>> BEGIN Data supplied

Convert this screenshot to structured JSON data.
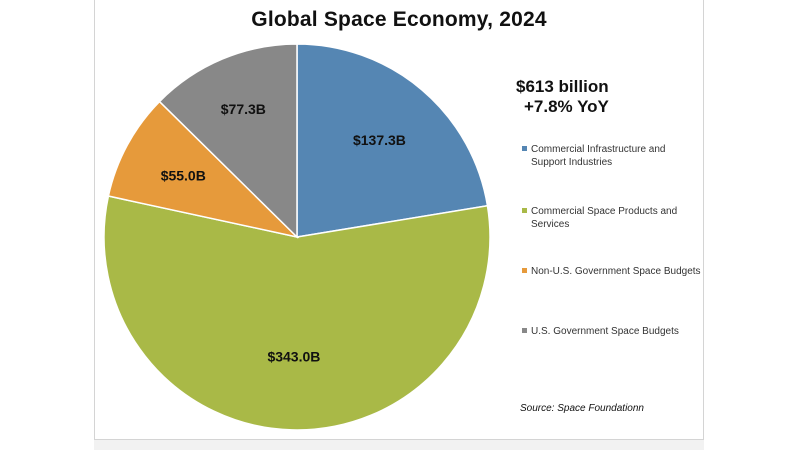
{
  "chart_data": {
    "type": "pie",
    "title": "Global Space Economy, 2024",
    "total_label": "$613 billion",
    "growth_label": "+7.8% YoY",
    "unit": "billion USD",
    "slices": [
      {
        "name": "Commercial Infrastructure and Support Industries",
        "value": 137.3,
        "label": "$137.3B",
        "color": "#5586b3"
      },
      {
        "name": "Commercial Space Products and Services",
        "value": 343.0,
        "label": "$343.0B",
        "color": "#a9b947"
      },
      {
        "name": "Non-U.S. Government Space Budgets",
        "value": 55.0,
        "label": "$55.0B",
        "color": "#e69a3b"
      },
      {
        "name": "U.S. Government Space Budgets",
        "value": 77.3,
        "label": "$77.3B",
        "color": "#888888"
      }
    ],
    "start": "12 o'clock",
    "direction": "clockwise",
    "legend_position": "right",
    "source": "Source: Space Foundationn"
  }
}
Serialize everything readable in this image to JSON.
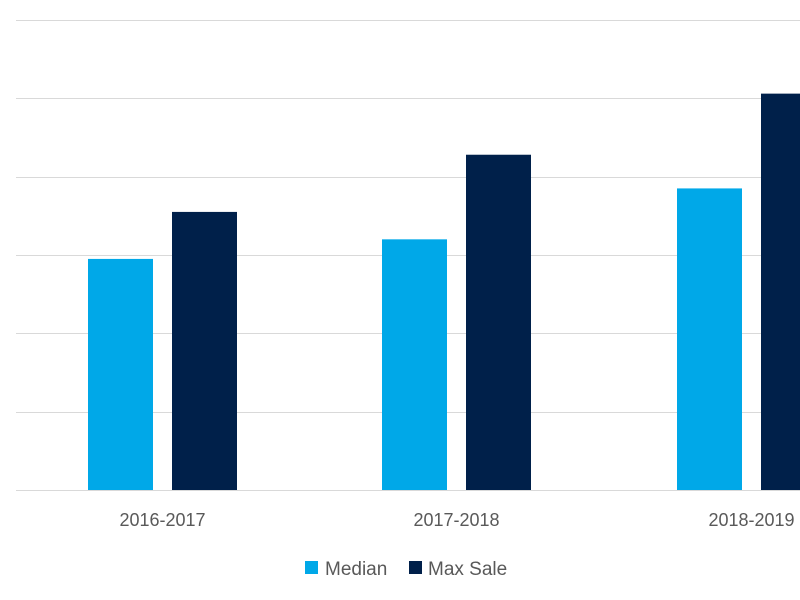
{
  "chart_data": {
    "type": "bar",
    "categories": [
      "2016-2017",
      "2017-2018",
      "2018-2019"
    ],
    "series": [
      {
        "name": "Median",
        "values": [
          2.95,
          3.2,
          3.85
        ],
        "color": "#00a8e8"
      },
      {
        "name": "Max Sale",
        "values": [
          3.55,
          4.28,
          5.06
        ],
        "color": "#00204a"
      }
    ],
    "title": "",
    "xlabel": "",
    "ylabel": "",
    "ylim": [
      0,
      6
    ],
    "grid": true,
    "legend_position": "bottom"
  }
}
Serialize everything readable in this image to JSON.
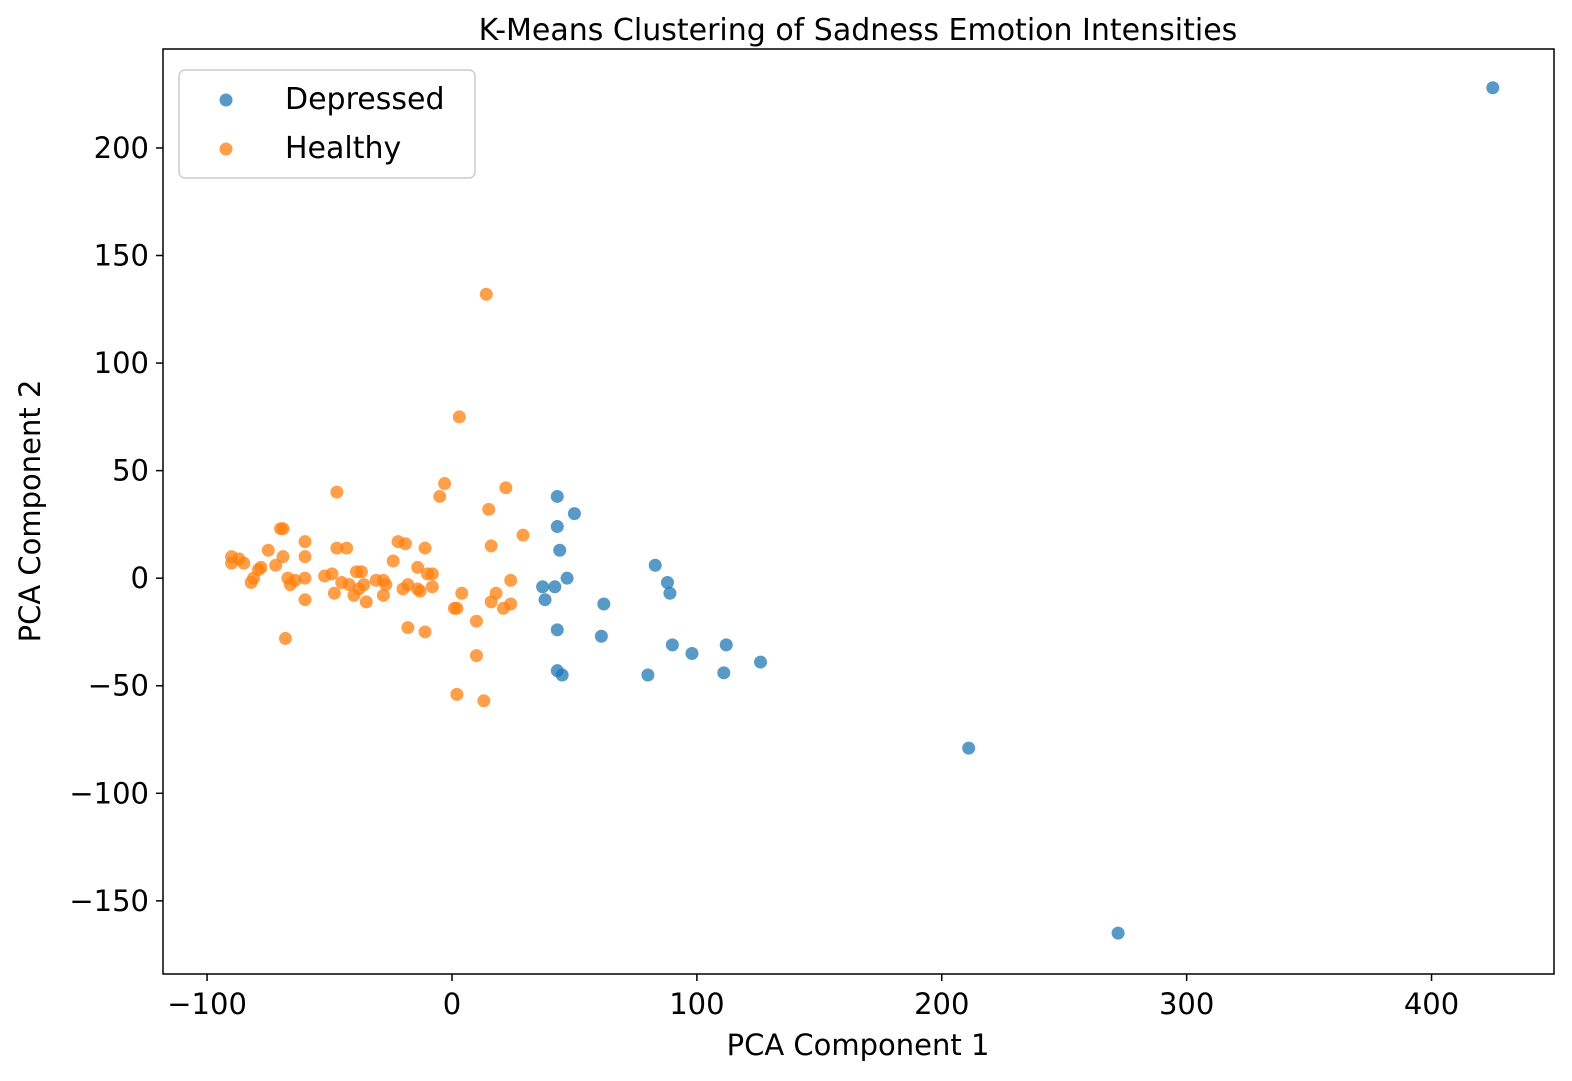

>> END Data supplied

What this task involves:
Return all the entries word for word, but omit any pictures they contain.

Exercise solution:
Convert this screenshot to structured JSON data.
{
  "chart_data": {
    "type": "pie",
    "title": "Global Space Economy, 2024",
    "total_label": "$613 billion",
    "growth_label": "+7.8% YoY",
    "unit": "billion USD",
    "slices": [
      {
        "name": "Commercial Infrastructure and Support Industries",
        "value": 137.3,
        "label": "$137.3B",
        "color": "#5586b3"
      },
      {
        "name": "Commercial Space Products and Services",
        "value": 343.0,
        "label": "$343.0B",
        "color": "#a9b947"
      },
      {
        "name": "Non-U.S. Government Space Budgets",
        "value": 55.0,
        "label": "$55.0B",
        "color": "#e69a3b"
      },
      {
        "name": "U.S. Government Space Budgets",
        "value": 77.3,
        "label": "$77.3B",
        "color": "#888888"
      }
    ],
    "start": "12 o'clock",
    "direction": "clockwise",
    "legend_position": "right",
    "source": "Source: Space Foundationn"
  }
}
Serialize everything readable in this image to JSON.
{
  "chart_data": {
    "type": "bar",
    "categories": [
      "2016-2017",
      "2017-2018",
      "2018-2019"
    ],
    "series": [
      {
        "name": "Median",
        "values": [
          2.95,
          3.2,
          3.85
        ],
        "color": "#00a8e8"
      },
      {
        "name": "Max Sale",
        "values": [
          3.55,
          4.28,
          5.06
        ],
        "color": "#00204a"
      }
    ],
    "title": "",
    "xlabel": "",
    "ylabel": "",
    "ylim": [
      0,
      6
    ],
    "grid": true,
    "legend_position": "bottom"
  }
}
Serialize everything readable in this image to JSON.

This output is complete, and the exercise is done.